_To do_: From the entries below, count the lines with "then". Write only the count.

+++ Supplied records +++

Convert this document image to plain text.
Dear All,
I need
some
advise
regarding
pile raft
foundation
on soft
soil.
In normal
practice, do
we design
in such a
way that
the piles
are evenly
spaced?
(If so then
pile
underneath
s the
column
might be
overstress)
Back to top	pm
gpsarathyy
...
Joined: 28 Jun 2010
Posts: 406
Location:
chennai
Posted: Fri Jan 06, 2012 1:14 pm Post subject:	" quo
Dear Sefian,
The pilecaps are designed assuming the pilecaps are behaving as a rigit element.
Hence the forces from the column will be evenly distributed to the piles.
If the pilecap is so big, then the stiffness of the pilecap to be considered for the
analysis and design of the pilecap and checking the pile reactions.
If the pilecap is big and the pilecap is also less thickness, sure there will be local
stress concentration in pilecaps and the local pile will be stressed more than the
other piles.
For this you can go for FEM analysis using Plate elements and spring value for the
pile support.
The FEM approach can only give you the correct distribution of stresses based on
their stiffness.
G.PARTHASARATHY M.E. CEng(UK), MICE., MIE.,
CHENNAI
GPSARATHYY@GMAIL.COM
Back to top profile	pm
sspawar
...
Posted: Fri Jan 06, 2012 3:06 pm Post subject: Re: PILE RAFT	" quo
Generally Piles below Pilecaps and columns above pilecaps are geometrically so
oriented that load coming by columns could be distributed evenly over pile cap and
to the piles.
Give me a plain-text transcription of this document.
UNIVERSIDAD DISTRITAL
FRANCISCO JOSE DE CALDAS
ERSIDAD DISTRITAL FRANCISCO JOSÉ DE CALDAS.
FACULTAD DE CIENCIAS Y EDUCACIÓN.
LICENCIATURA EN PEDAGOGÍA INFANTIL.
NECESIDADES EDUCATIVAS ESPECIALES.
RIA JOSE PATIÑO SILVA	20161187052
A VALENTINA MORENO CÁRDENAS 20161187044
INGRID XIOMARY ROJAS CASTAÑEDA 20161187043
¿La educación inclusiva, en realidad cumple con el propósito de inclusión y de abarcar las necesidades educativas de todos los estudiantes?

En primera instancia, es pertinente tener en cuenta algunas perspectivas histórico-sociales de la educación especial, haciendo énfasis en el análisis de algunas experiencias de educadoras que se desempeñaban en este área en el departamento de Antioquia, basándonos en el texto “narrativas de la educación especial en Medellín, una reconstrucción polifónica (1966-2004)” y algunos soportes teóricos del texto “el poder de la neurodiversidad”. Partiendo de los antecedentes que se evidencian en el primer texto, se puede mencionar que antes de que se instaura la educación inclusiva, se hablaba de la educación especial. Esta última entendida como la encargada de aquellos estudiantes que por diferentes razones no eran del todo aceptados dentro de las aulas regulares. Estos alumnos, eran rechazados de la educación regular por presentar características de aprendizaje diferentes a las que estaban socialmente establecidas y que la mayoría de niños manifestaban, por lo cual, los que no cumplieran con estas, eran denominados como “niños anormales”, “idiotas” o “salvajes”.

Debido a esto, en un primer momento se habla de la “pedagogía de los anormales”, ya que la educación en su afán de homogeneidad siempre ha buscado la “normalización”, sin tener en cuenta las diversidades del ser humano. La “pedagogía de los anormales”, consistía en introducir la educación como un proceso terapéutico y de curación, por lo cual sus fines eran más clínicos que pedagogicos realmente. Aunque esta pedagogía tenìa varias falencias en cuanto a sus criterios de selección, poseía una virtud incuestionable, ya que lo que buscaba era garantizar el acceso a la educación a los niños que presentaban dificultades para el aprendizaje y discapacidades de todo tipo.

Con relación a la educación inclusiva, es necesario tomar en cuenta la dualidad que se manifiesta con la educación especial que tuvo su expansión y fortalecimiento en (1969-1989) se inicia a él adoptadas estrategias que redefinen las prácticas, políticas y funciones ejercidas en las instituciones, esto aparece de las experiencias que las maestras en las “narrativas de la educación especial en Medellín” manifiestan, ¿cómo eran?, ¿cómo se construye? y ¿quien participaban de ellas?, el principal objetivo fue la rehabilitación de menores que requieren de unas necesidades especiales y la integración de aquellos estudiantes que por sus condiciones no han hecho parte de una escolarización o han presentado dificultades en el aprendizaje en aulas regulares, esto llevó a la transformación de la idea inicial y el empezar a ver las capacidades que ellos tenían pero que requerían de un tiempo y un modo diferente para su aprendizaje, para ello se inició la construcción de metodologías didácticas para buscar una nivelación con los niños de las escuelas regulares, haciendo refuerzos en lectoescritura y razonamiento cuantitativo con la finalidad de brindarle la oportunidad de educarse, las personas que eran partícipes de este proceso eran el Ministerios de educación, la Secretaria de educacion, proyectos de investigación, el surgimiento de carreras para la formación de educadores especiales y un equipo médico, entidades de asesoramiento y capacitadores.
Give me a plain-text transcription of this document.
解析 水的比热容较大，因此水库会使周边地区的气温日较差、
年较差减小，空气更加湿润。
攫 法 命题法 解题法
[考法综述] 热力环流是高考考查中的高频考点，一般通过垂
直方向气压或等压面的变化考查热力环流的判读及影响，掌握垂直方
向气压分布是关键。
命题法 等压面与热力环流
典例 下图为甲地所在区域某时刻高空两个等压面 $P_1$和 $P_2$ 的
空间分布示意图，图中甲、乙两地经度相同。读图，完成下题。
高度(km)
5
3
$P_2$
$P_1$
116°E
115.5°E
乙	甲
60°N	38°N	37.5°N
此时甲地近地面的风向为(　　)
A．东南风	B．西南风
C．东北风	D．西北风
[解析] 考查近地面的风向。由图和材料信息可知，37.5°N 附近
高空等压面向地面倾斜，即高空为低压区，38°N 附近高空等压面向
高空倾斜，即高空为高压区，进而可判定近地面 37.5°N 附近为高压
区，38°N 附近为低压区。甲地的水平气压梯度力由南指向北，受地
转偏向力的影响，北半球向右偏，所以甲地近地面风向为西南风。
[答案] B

+++

_The output_: 2